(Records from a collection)
+ + +
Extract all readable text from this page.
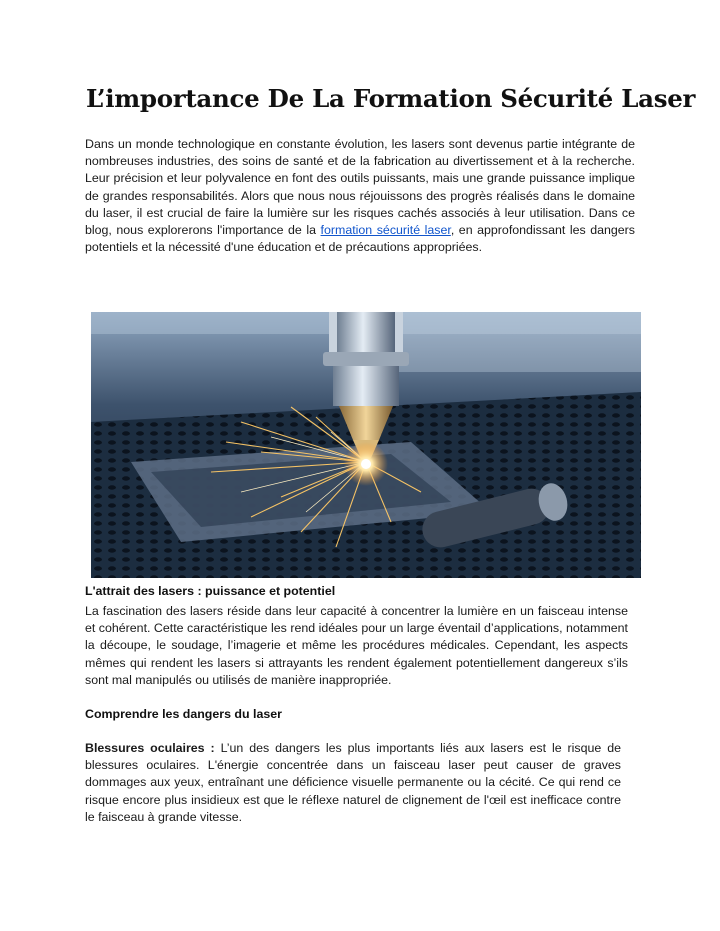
L’importance De La Formation Sécurité Laser

Dans un monde technologique en constante évolution, les lasers sont devenus partie intégrante de nombreuses industries, des soins de santé et de la fabrication au divertissement et à la recherche. Leur précision et leur polyvalence en font des outils puissants, mais une grande puissance implique de grandes responsabilités. Alors que nous nous réjouissons des progrès réalisés dans le domaine du laser, il est crucial de faire la lumière sur les risques cachés associés à leur utilisation. Dans ce blog, nous explorerons l'importance de la formation sécurité laser, en approfondissant les dangers potentiels et la nécessité d'une éducation et de précautions appropriées.

L'attrait des lasers : puissance et potentiel

La fascination des lasers réside dans leur capacité à concentrer la lumière en un faisceau intense et cohérent. Cette caractéristique les rend idéales pour un large éventail d’applications, notamment la découpe, le soudage, l’imagerie et même les procédures médicales. Cependant, les aspects mêmes qui rendent les lasers si attrayants les rendent également potentiellement dangereux s’ils sont mal manipulés ou utilisés de manière inappropriée.

Comprendre les dangers du laser

Blessures oculaires : L’un des dangers les plus importants liés aux lasers est le risque de blessures oculaires. L'énergie concentrée dans un faisceau laser peut causer de graves dommages aux yeux, entraînant une déficience visuelle permanente ou la cécité. Ce qui rend ce risque encore plus insidieux est que le réflexe naturel de clignement de l'œil est inefficace contre le faisceau à grande vitesse.
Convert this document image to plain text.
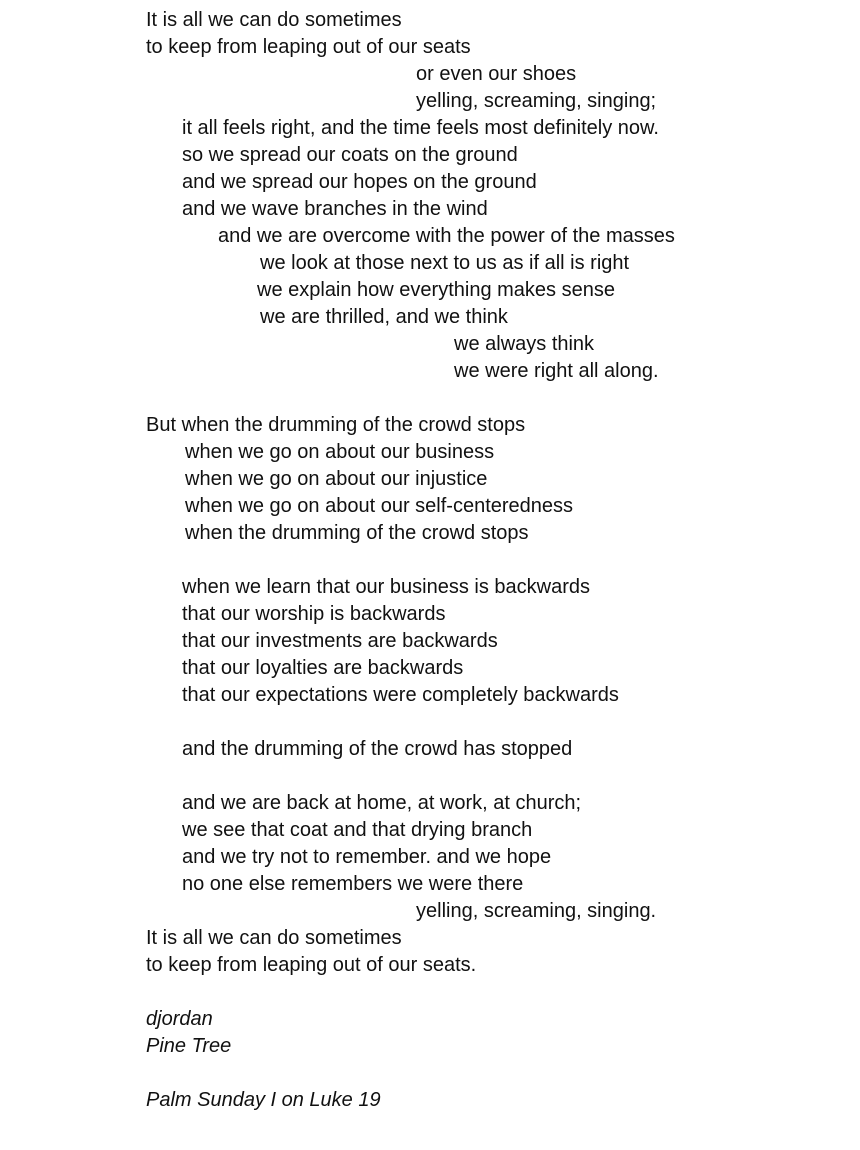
It is all we can do sometimes
to keep from leaping out of our seats
or even our shoes
yelling, screaming, singing;
it all feels right, and the time feels most definitely now.
so we spread our coats on the ground
and we spread our hopes on the ground
and we wave branches in the wind
and we are overcome with the power of the masses
we look at those next to us as if all is right
we explain how everything makes sense
we are thrilled, and we think
we always think
we were right all along.
But when the drumming of the crowd stops
when we go on about our business
when we go on about our injustice
when we go on about our self-centeredness
when the drumming of the crowd stops
when we learn that our business is backwards
that our worship is backwards
that our investments are backwards
that our loyalties are backwards
that our expectations were completely backwards
and the drumming of the crowd has stopped
and we are back at home, at work, at church;
we see that coat and that drying branch
and we try not to remember. and we hope
no one else remembers we were there
yelling, screaming, singing.
It is all we can do sometimes
to keep from leaping out of our seats.
djordan
Pine Tree
Palm Sunday I on Luke 19
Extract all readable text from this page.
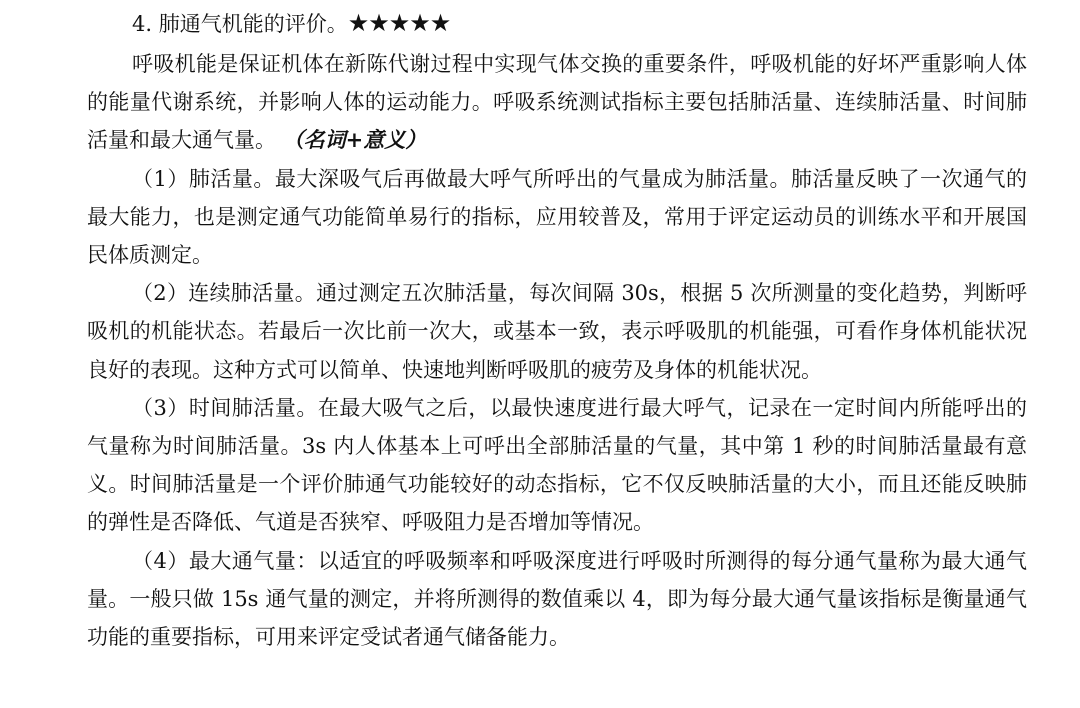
4. 肺通气机能的评价。★★★★★

呼吸机能是保证机体在新陈代谢过程中实现气体交换的重要条件，呼吸机能的好坏严重影响人体的能量代谢系统，并影响人体的运动能力。呼吸系统测试指标主要包括肺活量、连续肺活量、时间肺活量和最大通气量。 （名词+意义）

（1）肺活量。最大深吸气后再做最大呼气所呼出的气量成为肺活量。肺活量反映了一次通气的最大能力，也是测定通气功能简单易行的指标，应用较普及，常用于评定运动员的训练水平和开展国民体质测定。

（2）连续肺活量。通过测定五次肺活量，每次间隔 30s，根据 5 次所测量的变化趋势，判断呼吸机的机能状态。若最后一次比前一次大，或基本一致，表示呼吸肌的机能强，可看作身体机能状况良好的表现。这种方式可以简单、快速地判断呼吸肌的疲劳及身体的机能状况。

（3）时间肺活量。在最大吸气之后，以最快速度进行最大呼气，记录在一定时间内所能呼出的气量称为时间肺活量。3s 内人体基本上可呼出全部肺活量的气量，其中第 1 秒的时间肺活量最有意义。时间肺活量是一个评价肺通气功能较好的动态指标，它不仅反映肺活量的大小，而且还能反映肺的弹性是否降低、气道是否狭窄、呼吸阻力是否增加等情况。

（4）最大通气量：以适宜的呼吸频率和呼吸深度进行呼吸时所测得的每分通气量称为最大通气量。一般只做 15s 通气量的测定，并将所测得的数值乘以 4，即为每分最大通气量该指标是衡量通气功能的重要指标，可用来评定受试者通气储备能力。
+ + +
**Given request:** Copy out all of the material exactly as written, without its pictures.

**The reply:**
Extract all readable text from this page.
L’importance De La Formation Sécurité Laser

Dans un monde technologique en constante évolution, les lasers sont devenus partie intégrante de nombreuses industries, des soins de santé et de la fabrication au divertissement et à la recherche. Leur précision et leur polyvalence en font des outils puissants, mais une grande puissance implique de grandes responsabilités. Alors que nous nous réjouissons des progrès réalisés dans le domaine du laser, il est crucial de faire la lumière sur les risques cachés associés à leur utilisation. Dans ce blog, nous explorerons l'importance de la formation sécurité laser, en approfondissant les dangers potentiels et la nécessité d'une éducation et de précautions appropriées.

L'attrait des lasers : puissance et potentiel

La fascination des lasers réside dans leur capacité à concentrer la lumière en un faisceau intense et cohérent. Cette caractéristique les rend idéales pour un large éventail d’applications, notamment la découpe, le soudage, l’imagerie et même les procédures médicales. Cependant, les aspects mêmes qui rendent les lasers si attrayants les rendent également potentiellement dangereux s’ils sont mal manipulés ou utilisés de manière inappropriée.

Comprendre les dangers du laser

Blessures oculaires : L’un des dangers les plus importants liés aux lasers est le risque de blessures oculaires. L'énergie concentrée dans un faisceau laser peut causer de graves dommages aux yeux, entraînant une déficience visuelle permanente ou la cécité. Ce qui rend ce risque encore plus insidieux est que le réflexe naturel de clignement de l'œil est inefficace contre le faisceau à grande vitesse.
Convert this document image to plain text.
It is all we can do sometimes
to keep from leaping out of our seats
or even our shoes
yelling, screaming, singing;
it all feels right, and the time feels most definitely now.
so we spread our coats on the ground
and we spread our hopes on the ground
and we wave branches in the wind
and we are overcome with the power of the masses
we look at those next to us as if all is right
we explain how everything makes sense
we are thrilled, and we think
we always think
we were right all along.
But when the drumming of the crowd stops
when we go on about our business
when we go on about our injustice
when we go on about our self-centeredness
when the drumming of the crowd stops
when we learn that our business is backwards
that our worship is backwards
that our investments are backwards
that our loyalties are backwards
that our expectations were completely backwards
and the drumming of the crowd has stopped
and we are back at home, at work, at church;
we see that coat and that drying branch
and we try not to remember. and we hope
no one else remembers we were there
yelling, screaming, singing.
It is all we can do sometimes
to keep from leaping out of our seats.
djordan
Pine Tree
Palm Sunday I on Luke 19
Extract all readable text from this page.
4. 肺通气机能的评价。★★★★★

呼吸机能是保证机体在新陈代谢过程中实现气体交换的重要条件，呼吸机能的好坏严重影响人体的能量代谢系统，并影响人体的运动能力。呼吸系统测试指标主要包括肺活量、连续肺活量、时间肺活量和最大通气量。 （名词+意义）

（1）肺活量。最大深吸气后再做最大呼气所呼出的气量成为肺活量。肺活量反映了一次通气的最大能力，也是测定通气功能简单易行的指标，应用较普及，常用于评定运动员的训练水平和开展国民体质测定。

（2）连续肺活量。通过测定五次肺活量，每次间隔 30s，根据 5 次所测量的变化趋势，判断呼吸机的机能状态。若最后一次比前一次大，或基本一致，表示呼吸肌的机能强，可看作身体机能状况良好的表现。这种方式可以简单、快速地判断呼吸肌的疲劳及身体的机能状况。

（3）时间肺活量。在最大吸气之后，以最快速度进行最大呼气，记录在一定时间内所能呼出的气量称为时间肺活量。3s 内人体基本上可呼出全部肺活量的气量，其中第 1 秒的时间肺活量最有意义。时间肺活量是一个评价肺通气功能较好的动态指标，它不仅反映肺活量的大小，而且还能反映肺的弹性是否降低、气道是否狭窄、呼吸阻力是否增加等情况。

（4）最大通气量：以适宜的呼吸频率和呼吸深度进行呼吸时所测得的每分通气量称为最大通气量。一般只做 15s 通气量的测定，并将所测得的数值乘以 4，即为每分最大通气量该指标是衡量通气功能的重要指标，可用来评定受试者通气储备能力。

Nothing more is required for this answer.